[start of TASK MATERIAL]

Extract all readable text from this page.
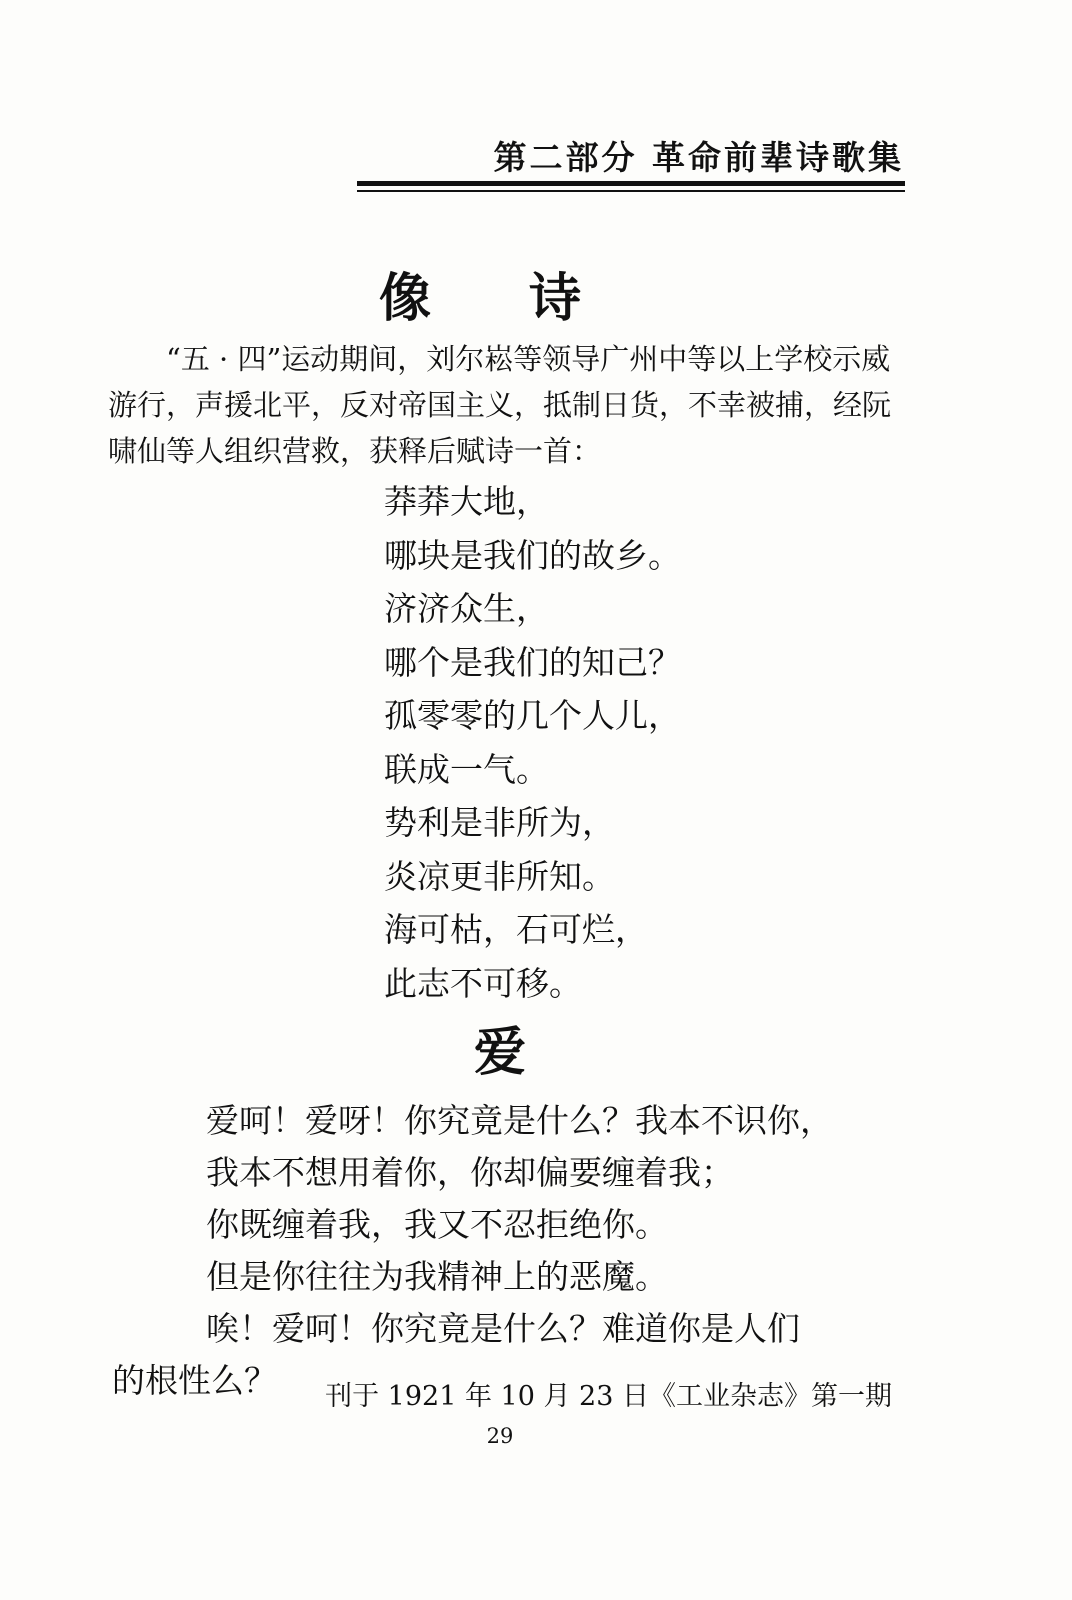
第二部分 革命前辈诗歌集
像 诗

“五 · 四”运动期间，刘尔崧等领导广州中等以上学校示威游行，声援北平，反对帝国主义，抵制日货，不幸被捕，经阮啸仙等人组织营救，获释后赋诗一首：

莽莽大地，
哪块是我们的故乡。
济济众生，
哪个是我们的知己？
孤零零的几个人儿，
联成一气。
势利是非所为，
炎凉更非所知。
海可枯，石可烂，
此志不可移。
爱
爱呵！爱呀！你究竟是什么？我本不识你，
我本不想用着你，你却偏要缠着我；
你既缠着我，我又不忍拒绝你。
但是你往往为我精神上的恶魔。
唉！爱呵！你究竟是什么？难道你是人们
的根性么？	刊于 1921 年 10 月 23 日《工业杂志》第一期
29
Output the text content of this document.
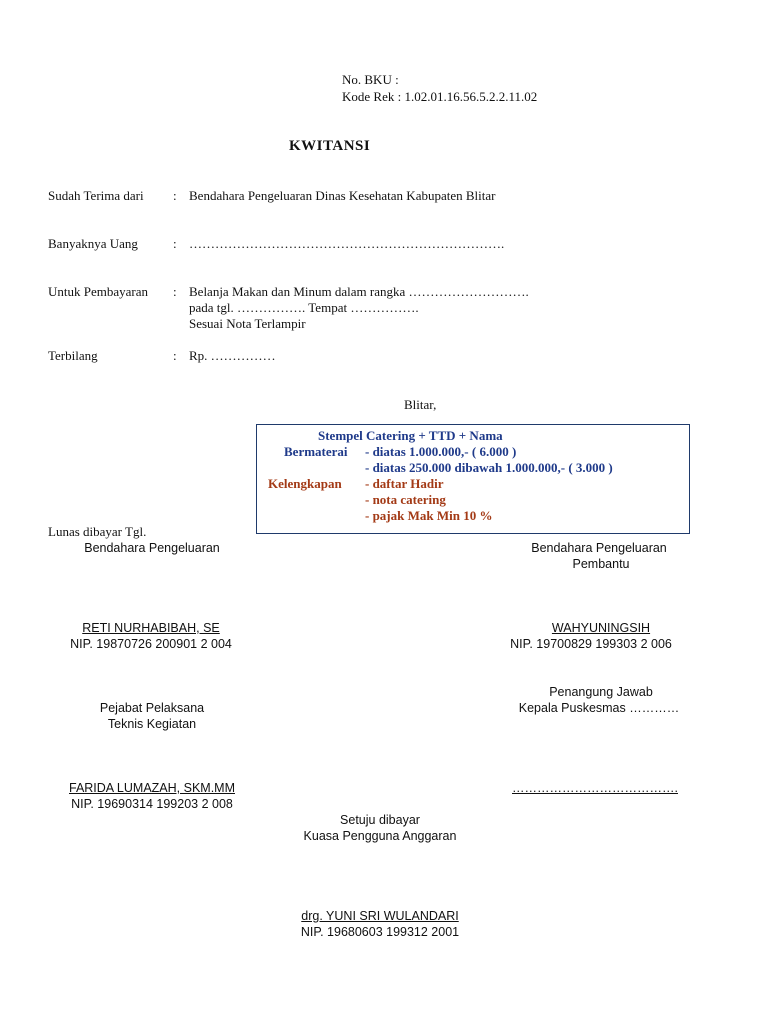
No. BKU :
Kode Rek : 1.02.01.16.56.5.2.2.11.02
KWITANSI
Sudah Terima dari : Bendahara Pengeluaran Dinas Kesehatan Kabupaten Blitar
Banyaknya Uang	: ……………………………………………………………….
Untuk Pembayaran : Belanja Makan dan Minum dalam rangka ……………………….
pada tgl. ……………. Tempat …………….
Sesuai Nota Terlampir
Terbilang	: Rp. ……………
Blitar,
Stempel Catering + TTD + Nama
Bermaterai - diatas 1.000.000,- ( 6.000 )
- diatas 250.000 dibawah 1.000.000,- ( 3.000 )
Kelengkapan - daftar Hadir
- nota catering
- pajak Mak Min 10 %
Lunas dibayar Tgl.
Bendahara Pengeluaran	Bendahara Pengeluaran
Pembantu
RETI NURHABIBAH, SE
NIP. 19870726 200901 2 004
WAHYUNINGSIH
NIP. 19700829 199303 2 006
Penangung Jawab
Pejabat Pelaksana	Kepala Puskesmas …………
Teknis Kegiatan
FARIDA LUMAZAH, SKM.MM
NIP. 19690314 199203 2 008
………………………………….
Setuju dibayar
Kuasa Pengguna Anggaran
drg. YUNI SRI WULANDARI
NIP. 19680603 199312 2001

[end of TASK MATERIAL]

#### PROBLEM DETAILS:
Repeat the data exactly, without the pictures.

#### EXERCISE ANSWER:
Extract all readable text from this page.
第二部分 革命前辈诗歌集
像 诗

“五 · 四”运动期间，刘尔崧等领导广州中等以上学校示威游行，声援北平，反对帝国主义，抵制日货，不幸被捕，经阮啸仙等人组织营救，获释后赋诗一首：

莽莽大地，
哪块是我们的故乡。
济济众生，
哪个是我们的知己？
孤零零的几个人儿，
联成一气。
势利是非所为，
炎凉更非所知。
海可枯，石可烂，
此志不可移。
爱
爱呵！爱呀！你究竟是什么？我本不识你，
我本不想用着你，你却偏要缠着我；
你既缠着我，我又不忍拒绝你。
但是你往往为我精神上的恶魔。
唉！爱呵！你究竟是什么？难道你是人们
的根性么？	刊于 1921 年 10 月 23 日《工业杂志》第一期
29
Output the text content of this document.
No. BKU :
Kode Rek : 1.02.01.16.56.5.2.2.11.02
KWITANSI
Sudah Terima dari : Bendahara Pengeluaran Dinas Kesehatan Kabupaten Blitar
Banyaknya Uang	: ……………………………………………………………….
Untuk Pembayaran : Belanja Makan dan Minum dalam rangka ……………………….
pada tgl. ……………. Tempat …………….
Sesuai Nota Terlampir
Terbilang	: Rp. ……………
Blitar,
Stempel Catering + TTD + Nama
Bermaterai - diatas 1.000.000,- ( 6.000 )
- diatas 250.000 dibawah 1.000.000,- ( 3.000 )
Kelengkapan - daftar Hadir
- nota catering
- pajak Mak Min 10 %
Lunas dibayar Tgl.
Bendahara Pengeluaran	Bendahara Pengeluaran
Pembantu
RETI NURHABIBAH, SE
NIP. 19870726 200901 2 004
WAHYUNINGSIH
NIP. 19700829 199303 2 006
Penangung Jawab
Pejabat Pelaksana	Kepala Puskesmas …………
Teknis Kegiatan
FARIDA LUMAZAH, SKM.MM
NIP. 19690314 199203 2 008
………………………………….
Setuju dibayar
Kuasa Pengguna Anggaran
drg. YUNI SRI WULANDARI
NIP. 19680603 199312 2001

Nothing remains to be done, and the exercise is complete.